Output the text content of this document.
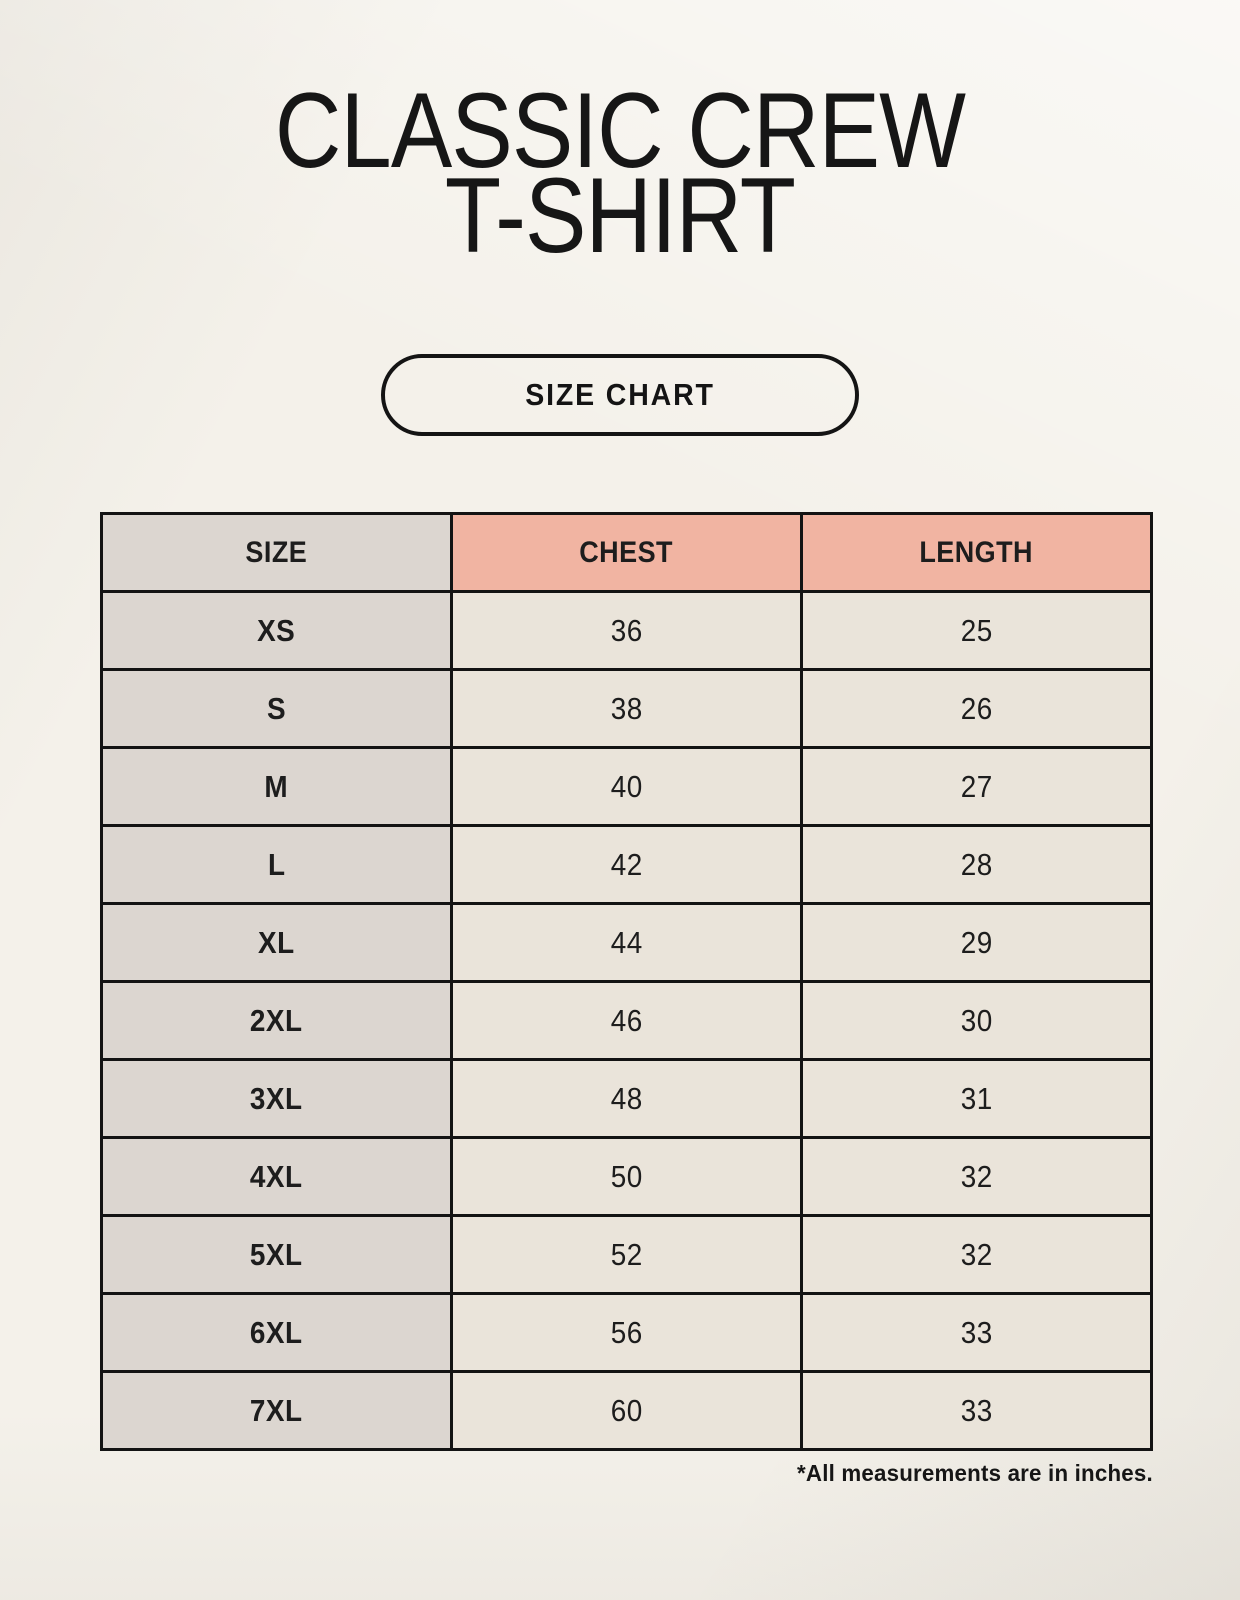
CLASSIC CREW
T-SHIRT
SIZE CHART
SIZE	CHEST	LENGTH
XS	36	25
S	38	26
M	40	27
L	42	28
XL	44	29
2XL	46	30
3XL	48	31
4XL	50	32
5XL	52	32
6XL	56	33
7XL	60	33
*All measurements are in inches.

WHAT IS REQUIRED: Copy the material exactly. Do not include the pictures.

SOLUTION TO THE EXERCISE:
Output the text content of this document.
CLASSIC CREW
T-SHIRT
SIZE CHART
SIZE	CHEST	LENGTH
XS	36	25
S	38	26
M	40	27
L	42	28
XL	44	29
2XL	46	30
3XL	48	31
4XL	50	32
5XL	52	32
6XL	56	33
7XL	60	33
*All measurements are in inches.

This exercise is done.